Your instructions
Leave out the images and repeat the listing below without a single change.

Available records
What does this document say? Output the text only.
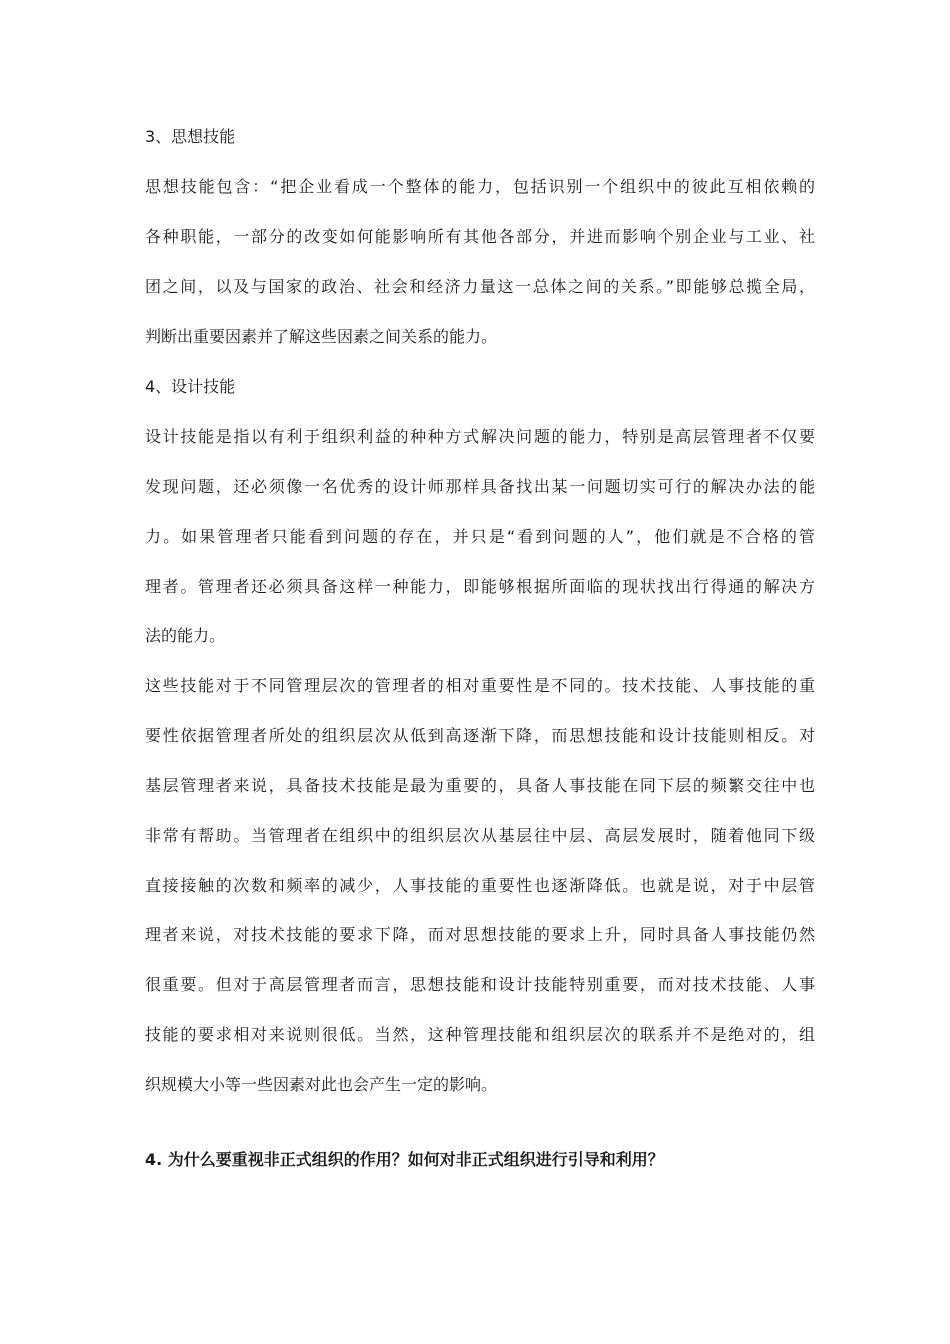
3、思想技能
思想技能包含：“把企业看成一个整体的能力，包括识别一个组织中的彼此互相依赖的
各种职能，一部分的改变如何能影响所有其他各部分，并进而影响个别企业与工业、社
团之间，以及与国家的政治、社会和经济力量这一总体之间的关系。”即能够总揽全局，
判断出重要因素并了解这些因素之间关系的能力。
4、设计技能
设计技能是指以有利于组织利益的种种方式解决问题的能力，特别是高层管理者不仅要
发现问题，还必须像一名优秀的设计师那样具备找出某一问题切实可行的解决办法的能
力。如果管理者只能看到问题的存在，并只是“看到问题的人”，他们就是不合格的管
理者。管理者还必须具备这样一种能力，即能够根据所面临的现状找出行得通的解决方
法的能力。
这些技能对于不同管理层次的管理者的相对重要性是不同的。技术技能、人事技能的重
要性依据管理者所处的组织层次从低到高逐渐下降，而思想技能和设计技能则相反。对
基层管理者来说，具备技术技能是最为重要的，具备人事技能在同下层的频繁交往中也
非常有帮助。当管理者在组织中的组织层次从基层往中层、高层发展时，随着他同下级
直接接触的次数和频率的减少，人事技能的重要性也逐渐降低。也就是说，对于中层管
理者来说，对技术技能的要求下降，而对思想技能的要求上升，同时具备人事技能仍然
很重要。但对于高层管理者而言，思想技能和设计技能特别重要，而对技术技能、人事
技能的要求相对来说则很低。当然，这种管理技能和组织层次的联系并不是绝对的，组
织规模大小等一些因素对此也会产生一定的影响。
4. 为什么要重视非正式组织的作用？如何对非正式组织进行引导和利用？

Solved problem
What does this document say? Output the text only.
3、思想技能
思想技能包含：“把企业看成一个整体的能力，包括识别一个组织中的彼此互相依赖的
各种职能，一部分的改变如何能影响所有其他各部分，并进而影响个别企业与工业、社
团之间，以及与国家的政治、社会和经济力量这一总体之间的关系。”即能够总揽全局，
判断出重要因素并了解这些因素之间关系的能力。
4、设计技能
设计技能是指以有利于组织利益的种种方式解决问题的能力，特别是高层管理者不仅要
发现问题，还必须像一名优秀的设计师那样具备找出某一问题切实可行的解决办法的能
力。如果管理者只能看到问题的存在，并只是“看到问题的人”，他们就是不合格的管
理者。管理者还必须具备这样一种能力，即能够根据所面临的现状找出行得通的解决方
法的能力。
这些技能对于不同管理层次的管理者的相对重要性是不同的。技术技能、人事技能的重
要性依据管理者所处的组织层次从低到高逐渐下降，而思想技能和设计技能则相反。对
基层管理者来说，具备技术技能是最为重要的，具备人事技能在同下层的频繁交往中也
非常有帮助。当管理者在组织中的组织层次从基层往中层、高层发展时，随着他同下级
直接接触的次数和频率的减少，人事技能的重要性也逐渐降低。也就是说，对于中层管
理者来说，对技术技能的要求下降，而对思想技能的要求上升，同时具备人事技能仍然
很重要。但对于高层管理者而言，思想技能和设计技能特别重要，而对技术技能、人事
技能的要求相对来说则很低。当然，这种管理技能和组织层次的联系并不是绝对的，组
织规模大小等一些因素对此也会产生一定的影响。
4. 为什么要重视非正式组织的作用？如何对非正式组织进行引导和利用？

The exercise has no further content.